* **Bloco de texto**:
═══
O Hino — o Hino do Espírito
Santo, composto em finais do
século XIX para ser tocado pelas
bandas e ser cantado durante as
coroações, é o mais reverenciado
de todos os hinos, sendo sempre
escutado nos Açores com grande
emoção e respeito. Alguns dos
acordes estão patentes no Hino
dos Açores.
As varas e as fitas — claramente
inspiradas nas antigas varas
municipais e dos juízes, as
cerimónias e cortejos são
acompanhadas por um número
variável de varas em madeira
polida (em geral 12), com cerca
de 1,5 m de comprido, encimadas
por um suporte no qual é
possível colocar uma vela.
Algumas varas são decoradas com
fitas brancas e vermelhas.
Notros casos são colocadas sete
fitas, todas de cor diferente,
representando os sete dons do
Espírito Santo. Nas cerimónias
de coroação, são colocadas velas
que se acendem durante o acto.
Nos cortejos as varas rodeiam as
coroas, nalguns casos sendo
seguradas por dois participantes
e colocadas de forma a formar um
quadrado em torno de cada coroa.
═══
* **Dados de posição dos elementos**:
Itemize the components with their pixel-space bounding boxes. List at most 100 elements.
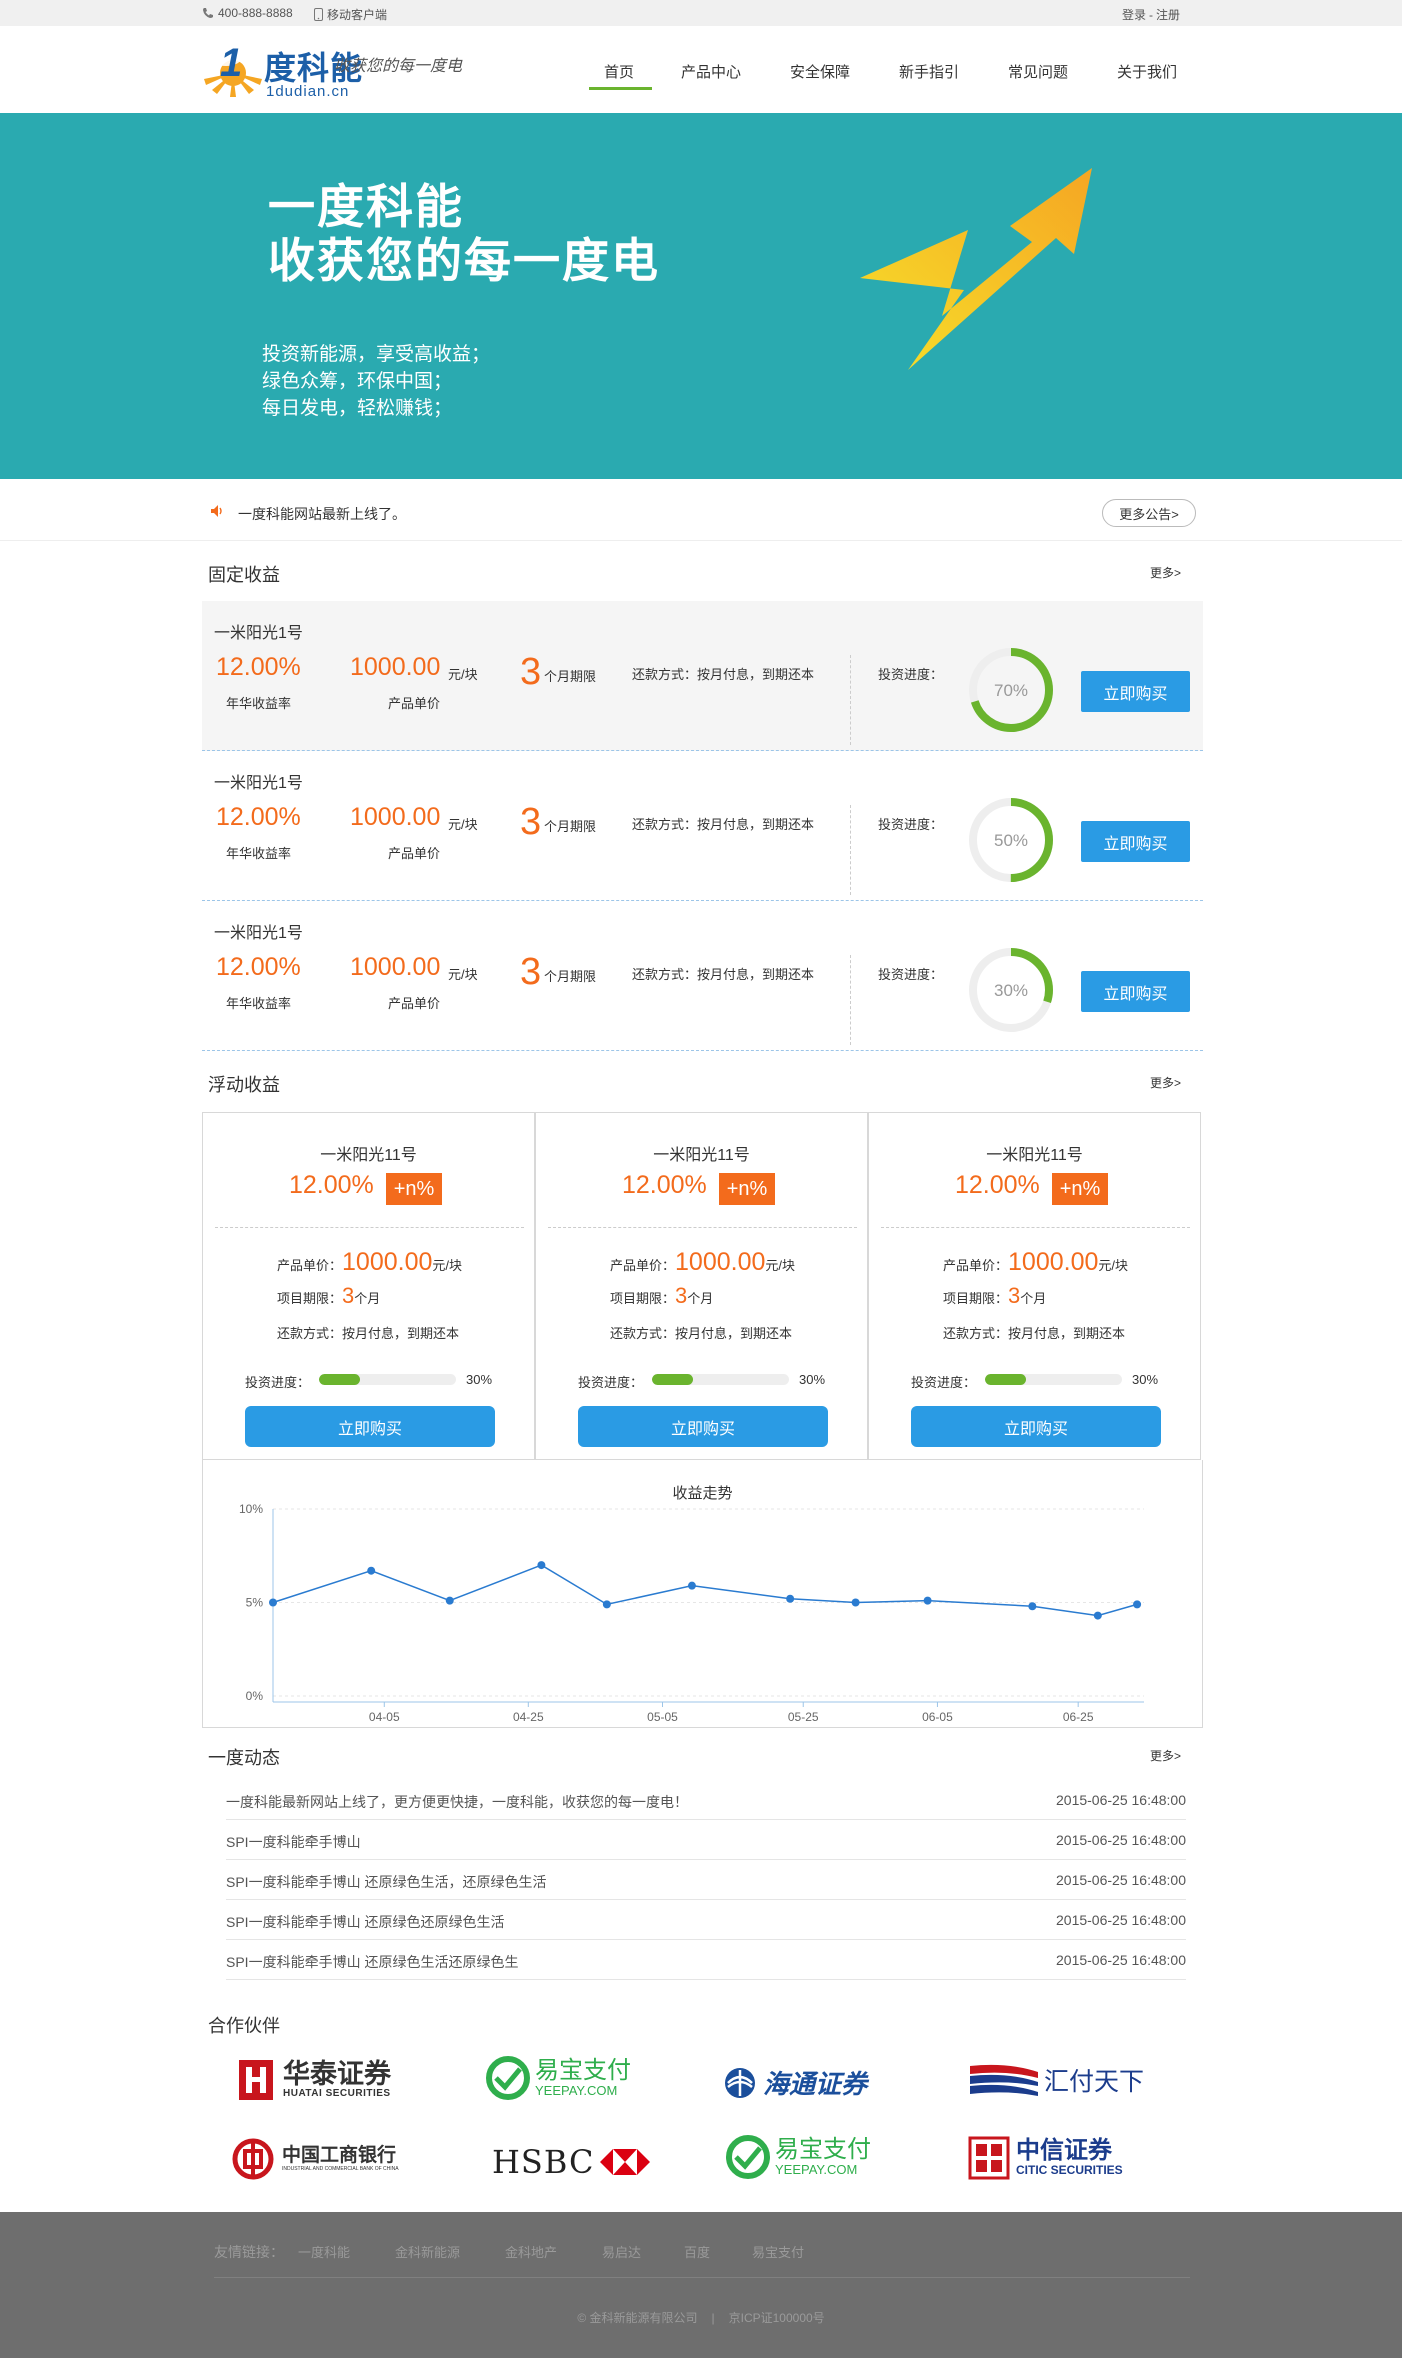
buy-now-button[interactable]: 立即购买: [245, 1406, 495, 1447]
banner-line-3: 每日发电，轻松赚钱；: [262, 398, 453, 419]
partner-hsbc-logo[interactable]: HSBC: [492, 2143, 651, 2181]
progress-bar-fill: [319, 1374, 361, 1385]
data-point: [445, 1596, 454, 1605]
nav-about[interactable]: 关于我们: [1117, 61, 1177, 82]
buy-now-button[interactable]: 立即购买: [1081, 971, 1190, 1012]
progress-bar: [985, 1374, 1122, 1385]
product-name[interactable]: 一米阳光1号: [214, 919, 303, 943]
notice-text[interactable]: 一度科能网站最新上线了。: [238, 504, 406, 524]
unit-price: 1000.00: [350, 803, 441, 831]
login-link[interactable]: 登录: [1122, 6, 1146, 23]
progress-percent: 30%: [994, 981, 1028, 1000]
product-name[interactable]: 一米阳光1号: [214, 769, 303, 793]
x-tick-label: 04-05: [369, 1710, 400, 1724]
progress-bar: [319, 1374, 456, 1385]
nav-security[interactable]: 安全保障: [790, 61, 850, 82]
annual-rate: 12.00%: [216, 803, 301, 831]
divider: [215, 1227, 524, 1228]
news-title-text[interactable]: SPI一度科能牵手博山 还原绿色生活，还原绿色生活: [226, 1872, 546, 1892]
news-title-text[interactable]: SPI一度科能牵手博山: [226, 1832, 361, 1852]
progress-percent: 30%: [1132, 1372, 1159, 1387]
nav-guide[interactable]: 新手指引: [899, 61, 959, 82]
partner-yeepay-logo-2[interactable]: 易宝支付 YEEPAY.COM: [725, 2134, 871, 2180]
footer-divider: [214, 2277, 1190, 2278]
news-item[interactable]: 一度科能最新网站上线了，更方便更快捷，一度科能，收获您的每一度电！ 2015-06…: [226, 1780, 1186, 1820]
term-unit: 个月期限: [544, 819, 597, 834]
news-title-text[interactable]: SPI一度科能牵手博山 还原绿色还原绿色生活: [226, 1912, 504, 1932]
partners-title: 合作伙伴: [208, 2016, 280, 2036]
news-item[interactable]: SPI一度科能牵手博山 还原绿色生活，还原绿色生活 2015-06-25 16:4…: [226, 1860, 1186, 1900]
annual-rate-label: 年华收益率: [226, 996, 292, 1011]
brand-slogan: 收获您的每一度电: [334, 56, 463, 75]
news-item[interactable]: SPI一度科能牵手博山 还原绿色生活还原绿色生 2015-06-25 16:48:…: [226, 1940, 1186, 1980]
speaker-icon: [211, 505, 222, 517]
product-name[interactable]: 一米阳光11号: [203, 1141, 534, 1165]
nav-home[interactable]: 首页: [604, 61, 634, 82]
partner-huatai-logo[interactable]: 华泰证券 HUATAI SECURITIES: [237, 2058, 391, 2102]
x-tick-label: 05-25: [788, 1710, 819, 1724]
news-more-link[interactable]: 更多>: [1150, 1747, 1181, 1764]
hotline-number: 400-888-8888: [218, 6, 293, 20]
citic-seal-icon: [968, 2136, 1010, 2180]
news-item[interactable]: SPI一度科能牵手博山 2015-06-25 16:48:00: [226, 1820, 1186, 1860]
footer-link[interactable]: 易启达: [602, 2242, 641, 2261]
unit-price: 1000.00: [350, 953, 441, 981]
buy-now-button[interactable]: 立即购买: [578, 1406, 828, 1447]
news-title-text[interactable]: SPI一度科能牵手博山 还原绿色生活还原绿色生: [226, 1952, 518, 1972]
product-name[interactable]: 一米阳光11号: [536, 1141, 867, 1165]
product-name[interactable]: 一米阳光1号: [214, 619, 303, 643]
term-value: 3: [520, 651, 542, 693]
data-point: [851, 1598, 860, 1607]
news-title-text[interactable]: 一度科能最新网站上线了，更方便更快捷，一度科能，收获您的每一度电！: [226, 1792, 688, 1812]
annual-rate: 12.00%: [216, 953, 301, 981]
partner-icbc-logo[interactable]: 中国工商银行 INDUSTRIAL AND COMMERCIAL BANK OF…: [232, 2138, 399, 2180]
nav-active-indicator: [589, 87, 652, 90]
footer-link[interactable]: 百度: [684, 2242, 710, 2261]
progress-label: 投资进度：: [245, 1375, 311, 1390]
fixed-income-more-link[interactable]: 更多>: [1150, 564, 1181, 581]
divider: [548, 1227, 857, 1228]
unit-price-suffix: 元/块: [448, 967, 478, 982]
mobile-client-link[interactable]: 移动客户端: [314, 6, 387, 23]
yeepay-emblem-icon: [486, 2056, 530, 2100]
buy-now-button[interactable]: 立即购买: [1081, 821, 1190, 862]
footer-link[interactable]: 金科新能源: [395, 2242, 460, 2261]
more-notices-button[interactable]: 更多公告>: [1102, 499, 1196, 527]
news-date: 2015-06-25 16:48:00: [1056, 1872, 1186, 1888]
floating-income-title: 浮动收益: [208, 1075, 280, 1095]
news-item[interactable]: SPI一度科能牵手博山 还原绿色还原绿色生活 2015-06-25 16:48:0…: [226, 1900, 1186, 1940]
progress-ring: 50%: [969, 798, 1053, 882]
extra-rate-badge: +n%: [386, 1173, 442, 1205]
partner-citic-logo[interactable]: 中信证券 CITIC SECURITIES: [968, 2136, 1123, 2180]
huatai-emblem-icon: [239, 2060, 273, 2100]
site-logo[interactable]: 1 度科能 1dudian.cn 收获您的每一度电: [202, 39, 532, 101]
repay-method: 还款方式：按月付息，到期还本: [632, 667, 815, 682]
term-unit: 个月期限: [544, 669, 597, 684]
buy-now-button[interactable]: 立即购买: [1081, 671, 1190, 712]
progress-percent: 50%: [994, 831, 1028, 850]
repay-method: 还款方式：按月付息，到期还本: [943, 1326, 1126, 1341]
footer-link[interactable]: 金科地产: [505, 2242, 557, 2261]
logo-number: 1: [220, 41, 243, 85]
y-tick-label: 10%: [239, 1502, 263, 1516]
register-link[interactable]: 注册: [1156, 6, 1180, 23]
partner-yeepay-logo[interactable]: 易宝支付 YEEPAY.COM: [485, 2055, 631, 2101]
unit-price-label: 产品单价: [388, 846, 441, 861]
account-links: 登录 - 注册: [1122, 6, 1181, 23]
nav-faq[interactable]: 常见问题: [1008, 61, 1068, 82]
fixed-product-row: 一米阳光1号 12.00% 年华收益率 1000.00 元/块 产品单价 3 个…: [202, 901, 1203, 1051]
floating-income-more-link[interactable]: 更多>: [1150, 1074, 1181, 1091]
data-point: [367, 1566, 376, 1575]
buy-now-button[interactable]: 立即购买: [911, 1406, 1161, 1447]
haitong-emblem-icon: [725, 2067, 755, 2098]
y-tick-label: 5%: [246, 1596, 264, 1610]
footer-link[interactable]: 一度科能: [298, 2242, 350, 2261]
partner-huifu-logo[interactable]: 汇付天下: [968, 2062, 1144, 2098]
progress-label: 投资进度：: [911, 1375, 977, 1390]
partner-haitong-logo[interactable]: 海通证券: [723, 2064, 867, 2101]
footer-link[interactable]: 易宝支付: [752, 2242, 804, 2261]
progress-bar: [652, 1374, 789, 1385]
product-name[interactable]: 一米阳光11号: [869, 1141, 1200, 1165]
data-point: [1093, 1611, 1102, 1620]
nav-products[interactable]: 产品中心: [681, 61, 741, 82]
═══
* **O que fazer**:
1 - No texto sobre as tradições do Espírito Santo nos Açores, qual é o comprimento aproximado de cada vara?
2 - Transcreva, do texto sobre as tradições do Espírito Santo nos Açores, o trecho que começa em "Nos cortejos as" e prossegue até "de cada coroa.".

* **Respostas esperadas**:
1 - Cerca de 1,5 m.

2 -
Nos cortejos as varas rodeiam as
coroas, nalguns casos sendo
seguradas por dois participantes
e colocadas de forma a formar um
quadrado em torno de cada coroa.